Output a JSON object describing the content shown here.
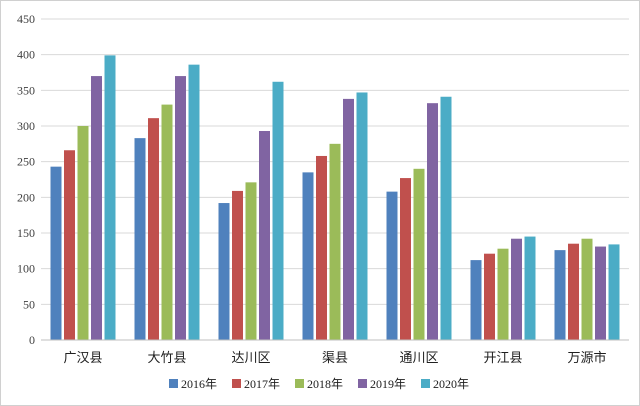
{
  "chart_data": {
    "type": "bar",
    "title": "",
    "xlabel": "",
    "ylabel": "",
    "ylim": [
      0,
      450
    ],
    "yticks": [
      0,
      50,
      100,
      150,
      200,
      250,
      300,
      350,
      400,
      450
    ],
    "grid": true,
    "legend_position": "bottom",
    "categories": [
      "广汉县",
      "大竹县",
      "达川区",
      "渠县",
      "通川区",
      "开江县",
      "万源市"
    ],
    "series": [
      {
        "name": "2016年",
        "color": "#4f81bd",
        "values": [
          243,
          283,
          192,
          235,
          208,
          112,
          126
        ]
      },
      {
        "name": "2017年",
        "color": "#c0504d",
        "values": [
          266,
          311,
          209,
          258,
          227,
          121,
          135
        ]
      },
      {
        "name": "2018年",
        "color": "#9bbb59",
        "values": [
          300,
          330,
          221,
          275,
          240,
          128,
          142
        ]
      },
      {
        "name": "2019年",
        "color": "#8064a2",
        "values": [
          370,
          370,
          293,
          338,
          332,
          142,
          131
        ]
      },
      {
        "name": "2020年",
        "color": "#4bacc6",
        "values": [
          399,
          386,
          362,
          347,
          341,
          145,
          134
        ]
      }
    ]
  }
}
--------
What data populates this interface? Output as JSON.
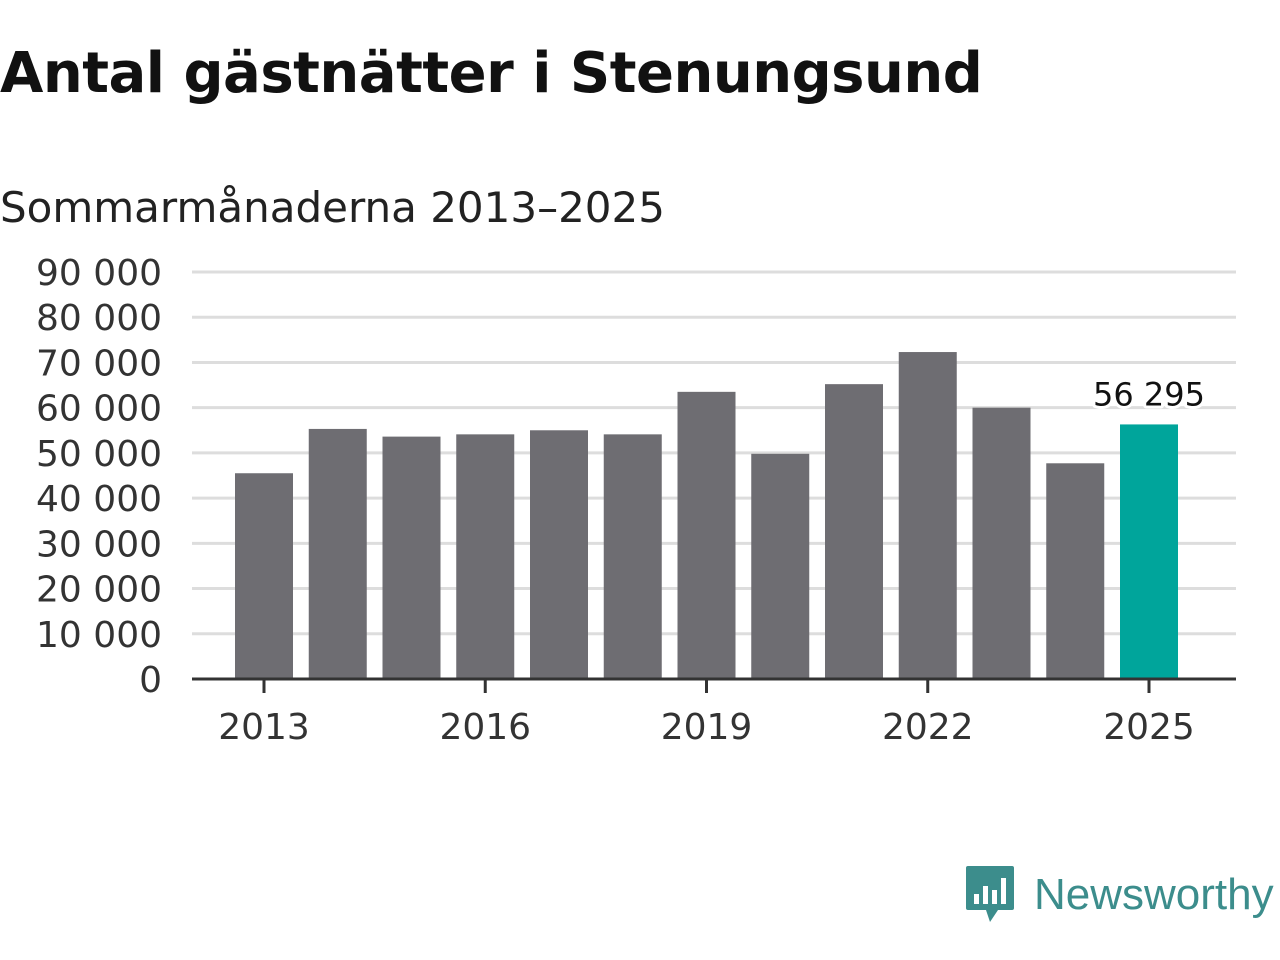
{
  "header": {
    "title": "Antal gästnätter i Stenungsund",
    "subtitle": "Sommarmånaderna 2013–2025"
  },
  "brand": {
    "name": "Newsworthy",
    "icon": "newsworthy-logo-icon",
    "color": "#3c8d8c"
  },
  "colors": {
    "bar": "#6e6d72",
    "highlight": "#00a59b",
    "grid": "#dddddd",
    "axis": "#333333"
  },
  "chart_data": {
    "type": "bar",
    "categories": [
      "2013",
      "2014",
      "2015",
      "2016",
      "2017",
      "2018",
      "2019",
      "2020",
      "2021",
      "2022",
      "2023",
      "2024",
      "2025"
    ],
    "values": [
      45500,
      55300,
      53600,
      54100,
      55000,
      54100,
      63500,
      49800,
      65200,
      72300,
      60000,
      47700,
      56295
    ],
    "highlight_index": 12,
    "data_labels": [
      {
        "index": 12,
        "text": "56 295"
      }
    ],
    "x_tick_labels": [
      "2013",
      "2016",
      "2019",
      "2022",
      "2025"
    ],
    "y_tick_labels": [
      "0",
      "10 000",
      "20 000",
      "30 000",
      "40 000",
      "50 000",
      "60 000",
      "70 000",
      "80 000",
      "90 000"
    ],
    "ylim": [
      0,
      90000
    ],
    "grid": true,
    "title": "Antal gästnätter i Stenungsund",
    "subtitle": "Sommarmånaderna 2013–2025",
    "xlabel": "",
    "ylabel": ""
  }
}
--------
» **Work to do**
Look through the lines above and collect those with the word "Output".

» **Final answer**
Output a JSON object describing the content shown here.
What data populates this interface? Output as JSON.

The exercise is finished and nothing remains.